Find each line with "základní" and copy it.
┌─ Data to use
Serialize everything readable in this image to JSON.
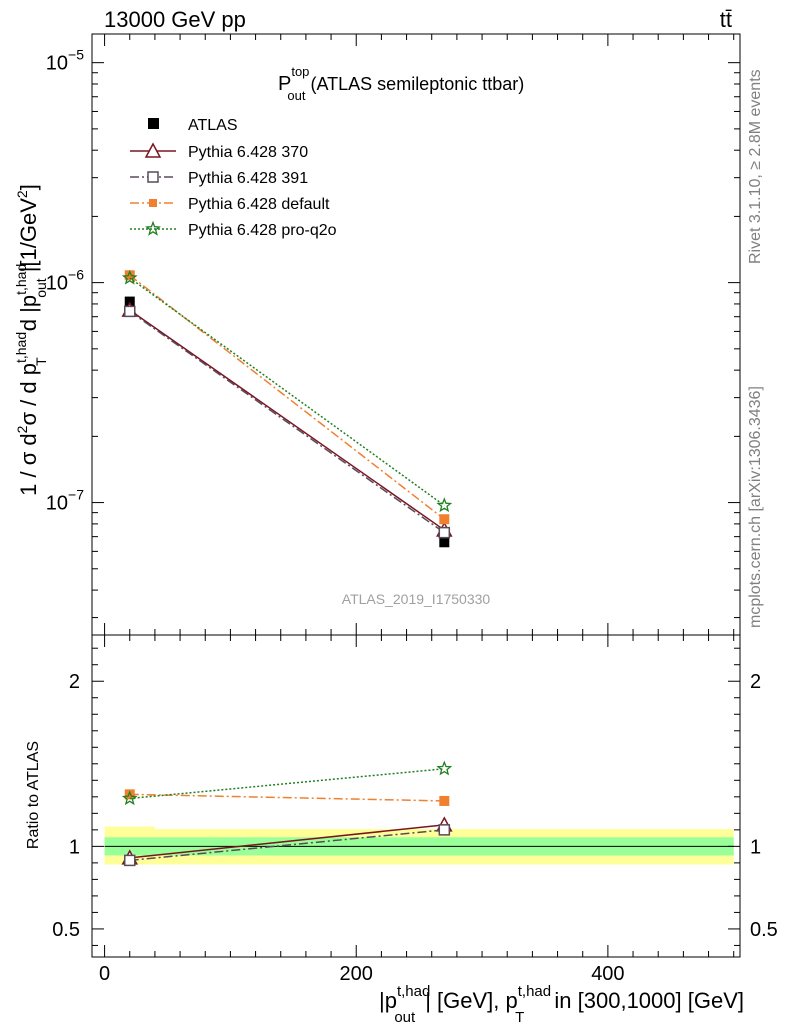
{
  "header": {
    "left": "13000 GeV pp",
    "right": "tt̄"
  },
  "plot_title": {
    "main": "P",
    "sup": "top",
    "sub": "out",
    "rest": " (ATLAS semileptonic ttbar)"
  },
  "side_text": {
    "rivet": "Rivet 3.1.10, ≥ 2.8M events",
    "mcplots": "mcplots.cern.ch [arXiv:1306.3436]"
  },
  "watermark": "ATLAS_2019_I1750330",
  "labels": {
    "y_main": "1 / σ d²σ / d p_T^{t,had} d |p_out^{t,had}|[1/GeV²]",
    "y_ratio": "Ratio to ATLAS",
    "x": "|p_out^{t,had}| [GeV], p_T^{t,had} in [300,1000] [GeV]"
  },
  "legend": {
    "atlas": "ATLAS",
    "s370": "Pythia 6.428 370",
    "s391": "Pythia 6.428 391",
    "sdefault": "Pythia 6.428 default",
    "sproq2o": "Pythia 6.428 pro-q2o"
  },
  "chart_data": [
    {
      "type": "line",
      "scale": "log",
      "x_range": [
        -10,
        505
      ],
      "y_range": [
        2.5e-08,
        1.35e-05
      ],
      "y_ticks": [
        {
          "value": 1e-07,
          "label_base": "10",
          "label_exp": "−7"
        },
        {
          "value": 1e-06,
          "label_base": "10",
          "label_exp": "−6"
        },
        {
          "value": 1e-05,
          "label_base": "10",
          "label_exp": "−5"
        }
      ],
      "series": [
        {
          "name": "ATLAS",
          "color": "#000000",
          "marker": "square-filled",
          "x": [
            20,
            270
          ],
          "y": [
            8.2e-07,
            6.6e-08
          ]
        },
        {
          "name": "Pythia 6.428 370",
          "color": "#7a1520",
          "marker": "triangle-open",
          "dash": "",
          "x": [
            20,
            270
          ],
          "y": [
            7.5e-07,
            7.5e-08
          ]
        },
        {
          "name": "Pythia 6.428 391",
          "color": "#5a4a5a",
          "marker": "square-open",
          "dash": "9,3,2,3",
          "x": [
            20,
            270
          ],
          "y": [
            7.4e-07,
            7.3e-08
          ]
        },
        {
          "name": "Pythia 6.428 default",
          "color": "#f08030",
          "marker": "square-filled",
          "dash": "9,3,2,3",
          "x": [
            20,
            270
          ],
          "y": [
            1.08e-06,
            8.4e-08
          ]
        },
        {
          "name": "Pythia 6.428 pro-q2o",
          "color": "#208020",
          "marker": "star",
          "dash": "2,2",
          "x": [
            20,
            270
          ],
          "y": [
            1.05e-06,
            9.7e-08
          ]
        }
      ]
    },
    {
      "type": "line",
      "scale": "linear",
      "x_range": [
        -10,
        505
      ],
      "x_ticks": [
        0,
        200,
        400
      ],
      "y_range": [
        0.33,
        2.28
      ],
      "y_ticks": [
        0.5,
        1,
        2
      ],
      "y_tick_labels": [
        "0.5",
        "1",
        "2"
      ],
      "bands": {
        "yellow": [
          {
            "x0": 0,
            "x1": 40,
            "lo": 0.89,
            "hi": 1.12
          },
          {
            "x0": 40,
            "x1": 500,
            "lo": 0.89,
            "hi": 1.105
          }
        ],
        "green": [
          {
            "x0": 0,
            "x1": 500,
            "lo": 0.945,
            "hi": 1.055
          }
        ]
      },
      "series": [
        {
          "name": "Pythia 6.428 370",
          "color": "#7a1520",
          "marker": "triangle-open",
          "dash": "",
          "x": [
            20,
            270
          ],
          "y": [
            0.93,
            1.13
          ]
        },
        {
          "name": "Pythia 6.428 391",
          "color": "#5a4a5a",
          "marker": "square-open",
          "dash": "9,3,2,3",
          "x": [
            20,
            270
          ],
          "y": [
            0.915,
            1.1
          ]
        },
        {
          "name": "Pythia 6.428 default",
          "color": "#f08030",
          "marker": "square-filled",
          "dash": "9,3,2,3",
          "x": [
            20,
            270
          ],
          "y": [
            1.315,
            1.275
          ]
        },
        {
          "name": "Pythia 6.428 pro-q2o",
          "color": "#208020",
          "marker": "star",
          "dash": "2,2",
          "x": [
            20,
            270
          ],
          "y": [
            1.29,
            1.47
          ]
        }
      ]
    }
  ]
}
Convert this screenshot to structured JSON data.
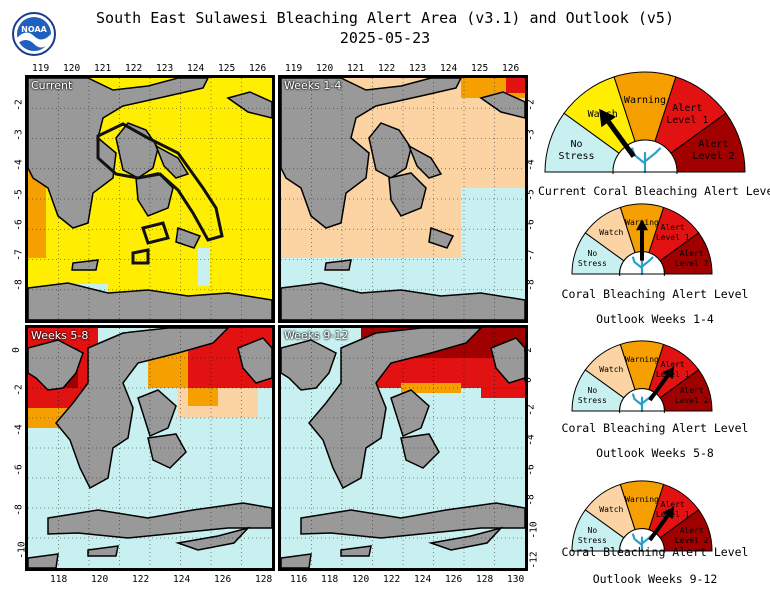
{
  "header": {
    "title_line1": "South East Sulawesi Bleaching Alert Area (v3.1) and Outlook (v5)",
    "title_line2": "2025-05-23",
    "logo_text": "NOAA"
  },
  "panels": [
    {
      "label": "Current"
    },
    {
      "label": "Weeks 1-4"
    },
    {
      "label": "Weeks 5-8"
    },
    {
      "label": "Weeks 9-12"
    }
  ],
  "axes": {
    "top_lon_ticks": [
      "119",
      "120",
      "121",
      "122",
      "123",
      "124",
      "125",
      "126"
    ],
    "top_lat_ticks": [
      "-2",
      "-3",
      "-4",
      "-5",
      "-6",
      "-7",
      "-8"
    ],
    "bottom_left_lon_ticks": [
      "118",
      "120",
      "122",
      "124",
      "126",
      "128"
    ],
    "bottom_right_lon_ticks": [
      "116",
      "118",
      "120",
      "122",
      "124",
      "126",
      "128",
      "130"
    ],
    "bottom_left_lat_ticks": [
      "0",
      "-2",
      "-4",
      "-6",
      "-8",
      "-10"
    ],
    "bottom_right_lat_ticks": [
      "2",
      "0",
      "-2",
      "-4",
      "-6",
      "-8",
      "-10",
      "-12"
    ]
  },
  "legend": {
    "levels": [
      "No Stress",
      "Watch",
      "Warning",
      "Alert Level 1",
      "Alert Level 2"
    ],
    "colors": {
      "no_stress": "#c8f0f0",
      "watch": "#ffee00",
      "watch_outlook": "#fcd3a3",
      "warning": "#f5a000",
      "alert1": "#e31212",
      "alert2": "#a00000",
      "land": "#999999"
    }
  },
  "gauges": [
    {
      "caption1": "Current Coral Bleaching Alert Level",
      "caption2": "",
      "level": "Watch"
    },
    {
      "caption1": "Coral Bleaching Alert Level",
      "caption2": "Outlook Weeks 1-4",
      "level": "Warning"
    },
    {
      "caption1": "Coral Bleaching Alert Level",
      "caption2": "Outlook Weeks 5-8",
      "level": "Alert Level 1"
    },
    {
      "caption1": "Coral Bleaching Alert Level",
      "caption2": "Outlook Weeks 9-12",
      "level": "Alert Level 1"
    }
  ]
}
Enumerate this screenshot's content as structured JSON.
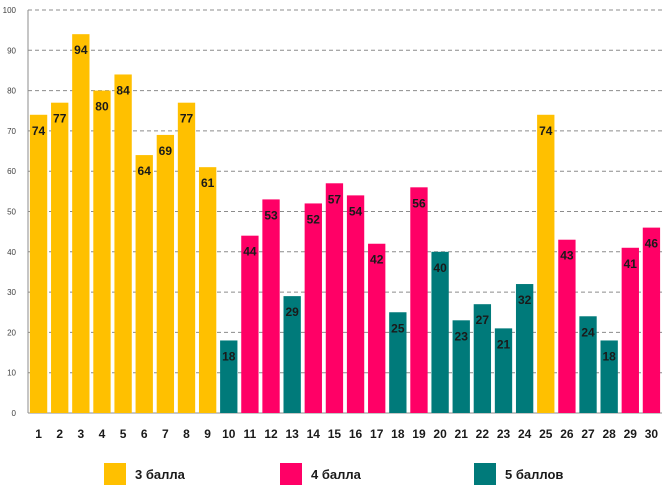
{
  "chart_data": {
    "type": "bar",
    "title": "",
    "xlabel": "",
    "ylabel": "",
    "ylim": [
      0,
      100
    ],
    "ytick_step": 10,
    "grid": true,
    "categories": [
      "1",
      "2",
      "3",
      "4",
      "5",
      "6",
      "7",
      "8",
      "9",
      "10",
      "11",
      "12",
      "13",
      "14",
      "15",
      "16",
      "17",
      "18",
      "19",
      "20",
      "21",
      "22",
      "23",
      "24",
      "25",
      "26",
      "27",
      "28",
      "29",
      "30"
    ],
    "values": [
      74,
      77,
      94,
      80,
      84,
      64,
      69,
      77,
      61,
      18,
      44,
      53,
      29,
      52,
      57,
      54,
      42,
      25,
      56,
      40,
      23,
      27,
      21,
      32,
      74,
      43,
      24,
      18,
      41,
      46
    ],
    "groups": [
      "3",
      "3",
      "3",
      "3",
      "3",
      "3",
      "3",
      "3",
      "3",
      "5",
      "4",
      "4",
      "5",
      "4",
      "4",
      "4",
      "4",
      "5",
      "4",
      "5",
      "5",
      "5",
      "5",
      "5",
      "3",
      "4",
      "5",
      "5",
      "4",
      "4"
    ],
    "legend": [
      {
        "key": "3",
        "label": "3 балла",
        "color": "#ffc000"
      },
      {
        "key": "4",
        "label": "4 балла",
        "color": "#ff0066"
      },
      {
        "key": "5",
        "label": "5 баллов",
        "color": "#007a7a"
      }
    ],
    "legend_position": "bottom"
  }
}
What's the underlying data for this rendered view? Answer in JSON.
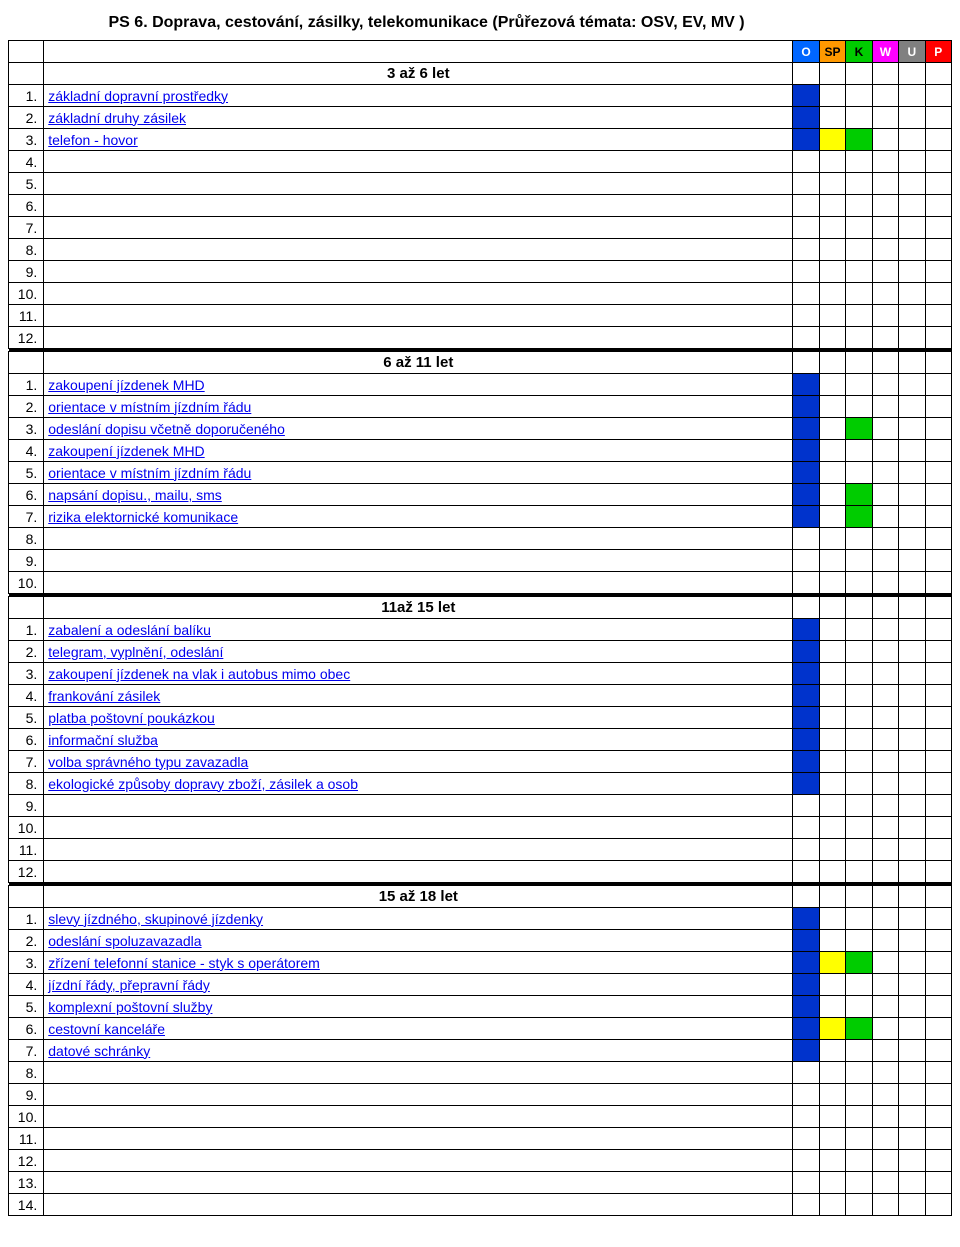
{
  "title": "PS 6. Doprava, cestování, zásilky, telekomunikace (Průřezová témata: OSV, EV, MV )",
  "columns": {
    "O": {
      "label": "O",
      "bg": "#0066ff",
      "fg": "#ffffff"
    },
    "SP": {
      "label": "SP",
      "bg": "#ff9900",
      "fg": "#000000"
    },
    "K": {
      "label": "K",
      "bg": "#00cc00",
      "fg": "#000000"
    },
    "W": {
      "label": "W",
      "bg": "#ff00ff",
      "fg": "#ffffff"
    },
    "U": {
      "label": "U",
      "bg": "#808080",
      "fg": "#ffffff"
    },
    "P": {
      "label": "P",
      "bg": "#ff0000",
      "fg": "#ffffff"
    }
  },
  "mark_colors": {
    "blue": "#0033cc",
    "yellow": "#ffff00",
    "green": "#00cc00"
  },
  "sections": [
    {
      "heading": "3 až 6 let",
      "rows": [
        {
          "n": "1.",
          "text": "základní dopravní prostředky",
          "marks": {
            "O": "blue"
          }
        },
        {
          "n": "2.",
          "text": "základní druhy zásilek",
          "marks": {
            "O": "blue"
          }
        },
        {
          "n": "3.",
          "text": "telefon - hovor",
          "marks": {
            "O": "blue",
            "SP": "yellow",
            "K": "green"
          }
        },
        {
          "n": "4.",
          "text": "",
          "marks": {}
        },
        {
          "n": "5.",
          "text": "",
          "marks": {}
        },
        {
          "n": "6.",
          "text": "",
          "marks": {}
        },
        {
          "n": "7.",
          "text": "",
          "marks": {}
        },
        {
          "n": "8.",
          "text": "",
          "marks": {}
        },
        {
          "n": "9.",
          "text": "",
          "marks": {}
        },
        {
          "n": "10.",
          "text": "",
          "marks": {}
        },
        {
          "n": "11.",
          "text": "",
          "marks": {}
        },
        {
          "n": "12.",
          "text": "",
          "marks": {}
        }
      ]
    },
    {
      "heading": "6 až 11 let",
      "rows": [
        {
          "n": "1.",
          "text": "zakoupení jízdenek MHD",
          "marks": {
            "O": "blue"
          }
        },
        {
          "n": "2.",
          "text": "orientace v místním jízdním řádu",
          "marks": {
            "O": "blue"
          }
        },
        {
          "n": "3.",
          "text": "odeslání dopisu včetně doporučeného",
          "marks": {
            "O": "blue",
            "K": "green"
          }
        },
        {
          "n": "4.",
          "text": "zakoupení jízdenek MHD",
          "marks": {
            "O": "blue"
          }
        },
        {
          "n": "5.",
          "text": "orientace v místním jízdním řádu",
          "marks": {
            "O": "blue"
          }
        },
        {
          "n": "6.",
          "text": "napsání dopisu., mailu, sms",
          "marks": {
            "O": "blue",
            "K": "green"
          }
        },
        {
          "n": "7.",
          "text": "rizika elektornické komunikace",
          "marks": {
            "O": "blue",
            "K": "green"
          }
        },
        {
          "n": "8.",
          "text": "",
          "marks": {}
        },
        {
          "n": "9.",
          "text": "",
          "marks": {}
        },
        {
          "n": "10.",
          "text": "",
          "marks": {}
        }
      ]
    },
    {
      "heading": "11až 15 let",
      "rows": [
        {
          "n": "1.",
          "text": "zabalení a odeslání balíku",
          "marks": {
            "O": "blue"
          }
        },
        {
          "n": "2.",
          "text": "telegram, vyplnění, odeslání",
          "marks": {
            "O": "blue"
          }
        },
        {
          "n": "3.",
          "text": "zakoupení jízdenek na vlak i autobus mimo obec",
          "marks": {
            "O": "blue"
          }
        },
        {
          "n": "4.",
          "text": "frankování zásilek",
          "marks": {
            "O": "blue"
          }
        },
        {
          "n": "5.",
          "text": "platba poštovní poukázkou",
          "marks": {
            "O": "blue"
          }
        },
        {
          "n": "6.",
          "text": "informační služba",
          "marks": {
            "O": "blue"
          }
        },
        {
          "n": "7.",
          "text": "volba správného typu zavazadla",
          "marks": {
            "O": "blue"
          }
        },
        {
          "n": "8.",
          "text": "ekologické způsoby dopravy zboží, zásilek a osob",
          "marks": {
            "O": "blue"
          }
        },
        {
          "n": "9.",
          "text": "",
          "marks": {}
        },
        {
          "n": "10.",
          "text": "",
          "marks": {}
        },
        {
          "n": "11.",
          "text": "",
          "marks": {}
        },
        {
          "n": "12.",
          "text": "",
          "marks": {}
        }
      ]
    },
    {
      "heading": "15 až 18 let",
      "rows": [
        {
          "n": "1.",
          "text": "slevy jízdného, skupinové jízdenky",
          "marks": {
            "O": "blue"
          }
        },
        {
          "n": "2.",
          "text": "odeslání spoluzavazadla",
          "marks": {
            "O": "blue"
          }
        },
        {
          "n": "3.",
          "text": "zřízení telefonní stanice - styk s operátorem",
          "marks": {
            "O": "blue",
            "SP": "yellow",
            "K": "green"
          }
        },
        {
          "n": "4.",
          "text": "jízdní řády, přepravní řády",
          "marks": {
            "O": "blue"
          }
        },
        {
          "n": "5.",
          "text": "komplexní poštovní služby",
          "marks": {
            "O": "blue"
          }
        },
        {
          "n": "6.",
          "text": "cestovní kanceláře",
          "marks": {
            "O": "blue",
            "SP": "yellow",
            "K": "green"
          }
        },
        {
          "n": "7.",
          "text": "datové schránky",
          "marks": {
            "O": "blue"
          }
        },
        {
          "n": "8.",
          "text": "",
          "marks": {}
        },
        {
          "n": "9.",
          "text": "",
          "marks": {}
        },
        {
          "n": "10.",
          "text": "",
          "marks": {}
        },
        {
          "n": "11.",
          "text": "",
          "marks": {}
        },
        {
          "n": "12.",
          "text": "",
          "marks": {}
        },
        {
          "n": "13.",
          "text": "",
          "marks": {}
        },
        {
          "n": "14.",
          "text": "",
          "marks": {}
        }
      ]
    }
  ]
}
└─
### Exercise response
          "text": "základní dopravní prostředky",
          "text": "základní druhy zásilek",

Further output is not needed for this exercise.